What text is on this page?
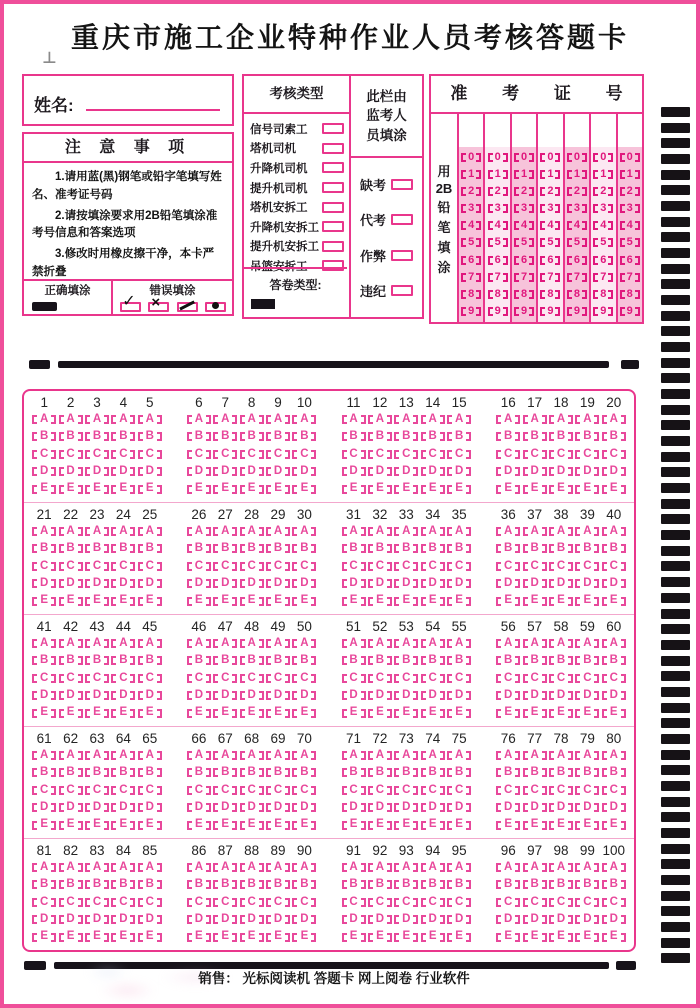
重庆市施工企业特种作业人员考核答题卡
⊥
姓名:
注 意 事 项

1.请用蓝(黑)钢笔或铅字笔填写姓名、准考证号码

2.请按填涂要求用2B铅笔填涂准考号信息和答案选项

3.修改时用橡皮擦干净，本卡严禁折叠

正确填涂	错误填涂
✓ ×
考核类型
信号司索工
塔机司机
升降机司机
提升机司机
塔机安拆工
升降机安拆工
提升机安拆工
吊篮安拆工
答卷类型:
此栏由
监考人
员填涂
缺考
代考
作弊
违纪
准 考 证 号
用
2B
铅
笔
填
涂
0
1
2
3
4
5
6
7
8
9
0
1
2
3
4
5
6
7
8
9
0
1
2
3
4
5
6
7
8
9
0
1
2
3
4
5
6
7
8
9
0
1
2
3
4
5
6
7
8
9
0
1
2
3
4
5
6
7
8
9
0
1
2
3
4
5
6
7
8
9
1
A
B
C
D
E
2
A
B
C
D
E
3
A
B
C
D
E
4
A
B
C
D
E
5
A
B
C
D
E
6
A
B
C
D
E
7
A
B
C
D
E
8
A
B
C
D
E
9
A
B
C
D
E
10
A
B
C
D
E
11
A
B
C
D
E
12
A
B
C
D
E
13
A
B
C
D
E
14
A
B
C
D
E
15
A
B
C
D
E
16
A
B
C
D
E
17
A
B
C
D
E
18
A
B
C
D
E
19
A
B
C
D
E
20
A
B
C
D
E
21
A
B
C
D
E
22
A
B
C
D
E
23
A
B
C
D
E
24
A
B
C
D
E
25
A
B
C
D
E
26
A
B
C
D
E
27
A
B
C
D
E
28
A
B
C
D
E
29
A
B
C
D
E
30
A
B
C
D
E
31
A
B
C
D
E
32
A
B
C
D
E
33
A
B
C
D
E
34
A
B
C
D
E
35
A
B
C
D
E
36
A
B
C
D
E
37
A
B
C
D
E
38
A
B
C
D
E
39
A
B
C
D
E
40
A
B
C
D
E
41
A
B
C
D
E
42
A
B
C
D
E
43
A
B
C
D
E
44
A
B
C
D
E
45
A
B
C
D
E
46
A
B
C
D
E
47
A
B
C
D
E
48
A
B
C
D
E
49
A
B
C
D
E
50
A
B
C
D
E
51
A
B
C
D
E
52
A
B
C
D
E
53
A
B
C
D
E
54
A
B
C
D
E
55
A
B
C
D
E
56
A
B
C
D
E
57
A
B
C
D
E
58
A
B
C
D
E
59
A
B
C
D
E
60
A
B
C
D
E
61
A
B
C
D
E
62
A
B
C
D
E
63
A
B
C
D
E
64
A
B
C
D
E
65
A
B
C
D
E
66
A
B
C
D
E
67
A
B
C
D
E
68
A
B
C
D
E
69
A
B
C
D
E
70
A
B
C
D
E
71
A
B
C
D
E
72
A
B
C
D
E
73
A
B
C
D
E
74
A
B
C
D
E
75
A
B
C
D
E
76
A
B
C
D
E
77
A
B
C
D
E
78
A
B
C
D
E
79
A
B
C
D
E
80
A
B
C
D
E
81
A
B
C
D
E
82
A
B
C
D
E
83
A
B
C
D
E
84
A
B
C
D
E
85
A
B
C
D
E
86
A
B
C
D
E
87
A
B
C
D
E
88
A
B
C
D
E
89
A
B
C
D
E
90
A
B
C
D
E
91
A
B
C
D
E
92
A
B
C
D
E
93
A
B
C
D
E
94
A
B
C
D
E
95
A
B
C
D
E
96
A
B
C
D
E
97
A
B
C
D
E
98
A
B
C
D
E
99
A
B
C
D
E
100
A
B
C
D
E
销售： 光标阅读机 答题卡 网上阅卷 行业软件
+++
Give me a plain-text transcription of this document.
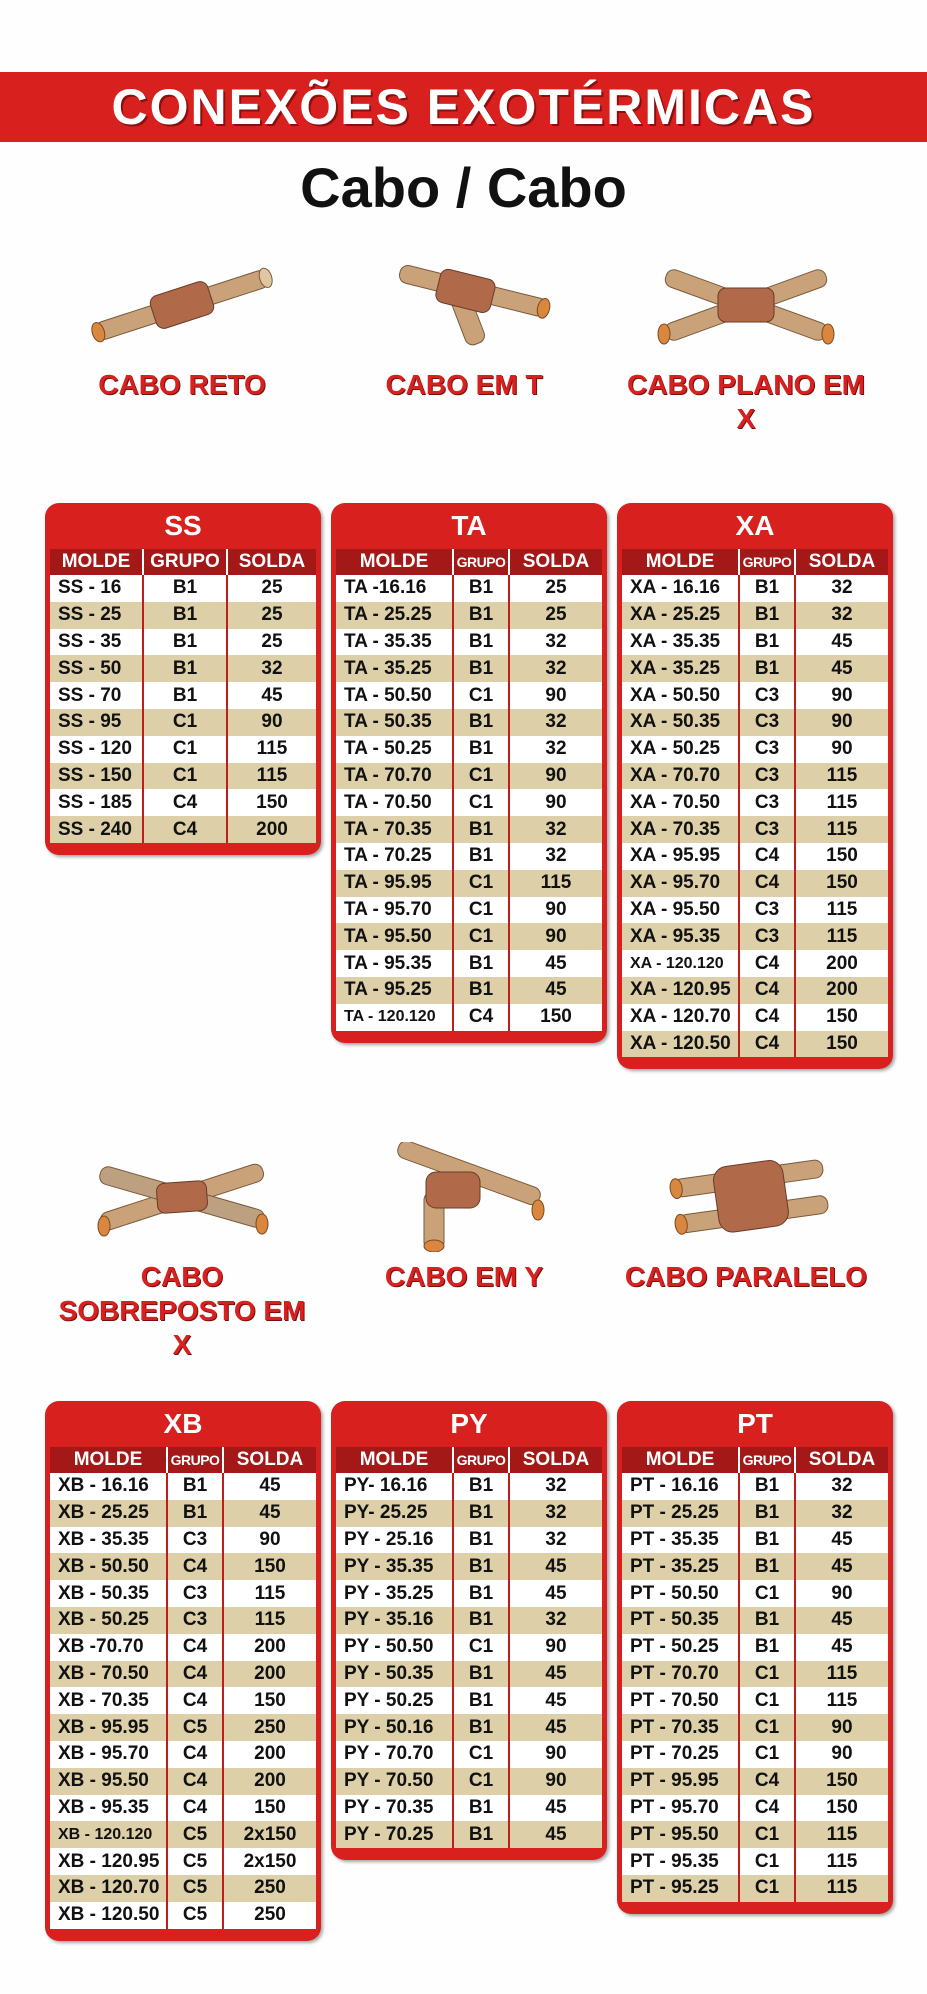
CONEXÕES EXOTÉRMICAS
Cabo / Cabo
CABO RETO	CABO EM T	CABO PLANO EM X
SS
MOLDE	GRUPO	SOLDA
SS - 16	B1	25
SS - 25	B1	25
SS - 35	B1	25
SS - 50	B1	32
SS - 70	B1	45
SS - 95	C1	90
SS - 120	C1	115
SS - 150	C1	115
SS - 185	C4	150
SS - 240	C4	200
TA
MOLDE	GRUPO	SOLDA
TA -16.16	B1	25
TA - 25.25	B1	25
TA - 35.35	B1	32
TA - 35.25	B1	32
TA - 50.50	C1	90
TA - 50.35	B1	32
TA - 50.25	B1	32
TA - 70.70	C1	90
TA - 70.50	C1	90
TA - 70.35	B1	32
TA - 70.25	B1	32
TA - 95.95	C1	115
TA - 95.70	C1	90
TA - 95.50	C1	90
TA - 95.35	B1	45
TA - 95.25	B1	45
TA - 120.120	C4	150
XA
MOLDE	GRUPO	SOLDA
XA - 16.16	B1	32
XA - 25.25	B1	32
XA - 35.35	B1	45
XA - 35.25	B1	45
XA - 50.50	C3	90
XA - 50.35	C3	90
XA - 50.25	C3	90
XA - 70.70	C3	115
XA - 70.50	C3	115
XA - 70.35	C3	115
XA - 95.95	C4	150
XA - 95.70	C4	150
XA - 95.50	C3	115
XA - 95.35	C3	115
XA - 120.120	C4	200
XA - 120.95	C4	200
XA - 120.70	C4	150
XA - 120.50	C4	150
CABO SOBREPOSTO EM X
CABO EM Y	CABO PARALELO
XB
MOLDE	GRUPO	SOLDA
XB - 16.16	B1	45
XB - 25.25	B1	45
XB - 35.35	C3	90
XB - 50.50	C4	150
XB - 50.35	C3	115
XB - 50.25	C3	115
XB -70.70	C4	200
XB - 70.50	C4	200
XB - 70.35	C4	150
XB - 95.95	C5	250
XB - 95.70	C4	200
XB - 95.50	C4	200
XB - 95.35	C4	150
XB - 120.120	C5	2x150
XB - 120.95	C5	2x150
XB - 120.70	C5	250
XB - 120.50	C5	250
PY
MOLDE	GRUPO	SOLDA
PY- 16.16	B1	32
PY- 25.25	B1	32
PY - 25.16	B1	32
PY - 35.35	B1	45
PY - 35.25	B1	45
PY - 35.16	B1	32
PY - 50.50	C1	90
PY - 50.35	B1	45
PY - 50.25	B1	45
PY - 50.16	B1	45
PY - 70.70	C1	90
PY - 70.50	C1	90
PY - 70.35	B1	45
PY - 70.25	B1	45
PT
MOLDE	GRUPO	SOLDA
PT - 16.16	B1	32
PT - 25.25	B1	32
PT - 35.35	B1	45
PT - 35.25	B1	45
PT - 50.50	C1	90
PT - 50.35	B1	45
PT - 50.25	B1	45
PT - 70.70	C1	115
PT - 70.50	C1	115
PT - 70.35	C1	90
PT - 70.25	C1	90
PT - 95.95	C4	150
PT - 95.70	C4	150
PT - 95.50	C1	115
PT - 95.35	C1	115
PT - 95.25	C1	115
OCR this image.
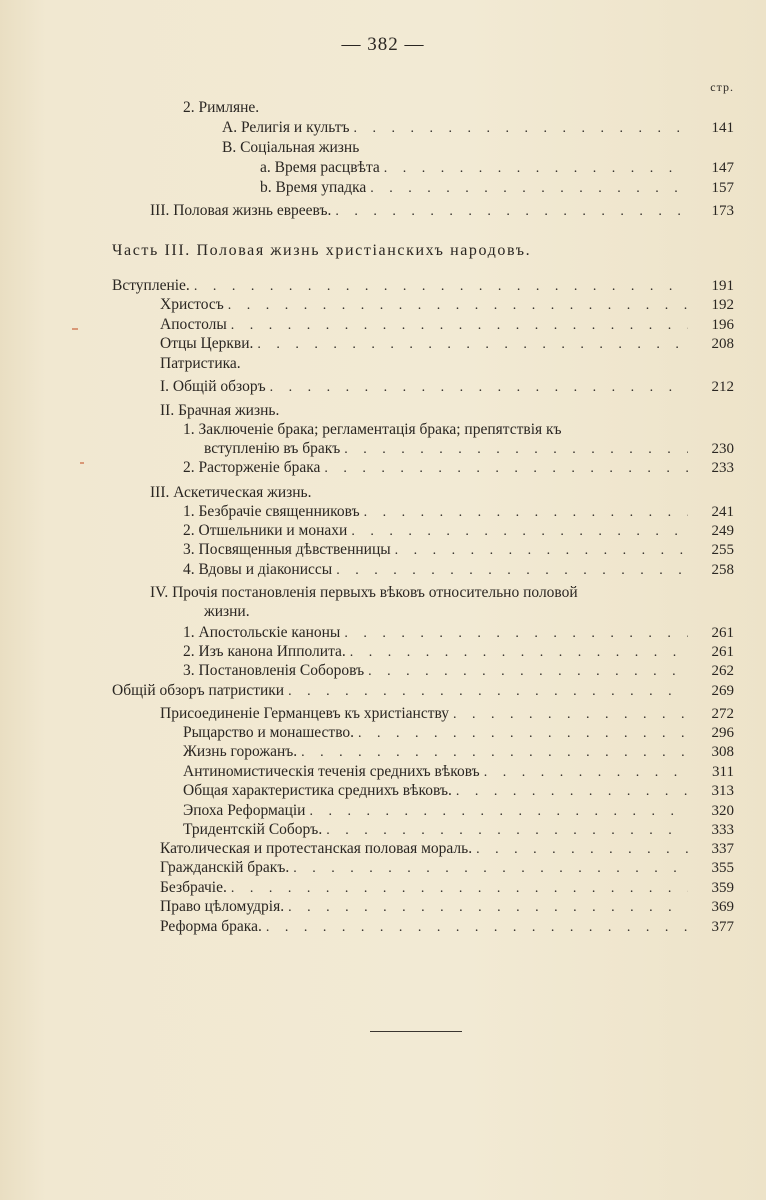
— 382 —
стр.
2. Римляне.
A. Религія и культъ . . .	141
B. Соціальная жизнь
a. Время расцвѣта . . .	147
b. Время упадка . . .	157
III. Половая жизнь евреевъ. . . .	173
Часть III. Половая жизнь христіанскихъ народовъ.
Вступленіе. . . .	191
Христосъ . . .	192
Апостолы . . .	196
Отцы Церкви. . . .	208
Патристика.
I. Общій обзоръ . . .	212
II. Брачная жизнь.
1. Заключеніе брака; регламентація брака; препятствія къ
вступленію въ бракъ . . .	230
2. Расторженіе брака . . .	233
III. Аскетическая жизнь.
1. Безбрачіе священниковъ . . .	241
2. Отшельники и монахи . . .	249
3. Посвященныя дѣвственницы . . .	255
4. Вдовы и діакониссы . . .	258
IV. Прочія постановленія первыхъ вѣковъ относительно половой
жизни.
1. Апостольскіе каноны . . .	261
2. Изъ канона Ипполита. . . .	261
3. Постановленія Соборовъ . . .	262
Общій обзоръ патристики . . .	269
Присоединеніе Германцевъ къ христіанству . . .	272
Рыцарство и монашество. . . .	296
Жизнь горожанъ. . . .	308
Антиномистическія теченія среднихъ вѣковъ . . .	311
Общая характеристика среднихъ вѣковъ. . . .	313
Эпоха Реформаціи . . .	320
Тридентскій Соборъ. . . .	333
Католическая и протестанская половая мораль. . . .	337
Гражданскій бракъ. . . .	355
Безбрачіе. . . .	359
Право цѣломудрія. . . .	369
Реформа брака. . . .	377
+++
Requirement >>
Check every line of the listing for the string "среднихъ" and report how many lines have it, as a number alone.

Solution to this task >>
2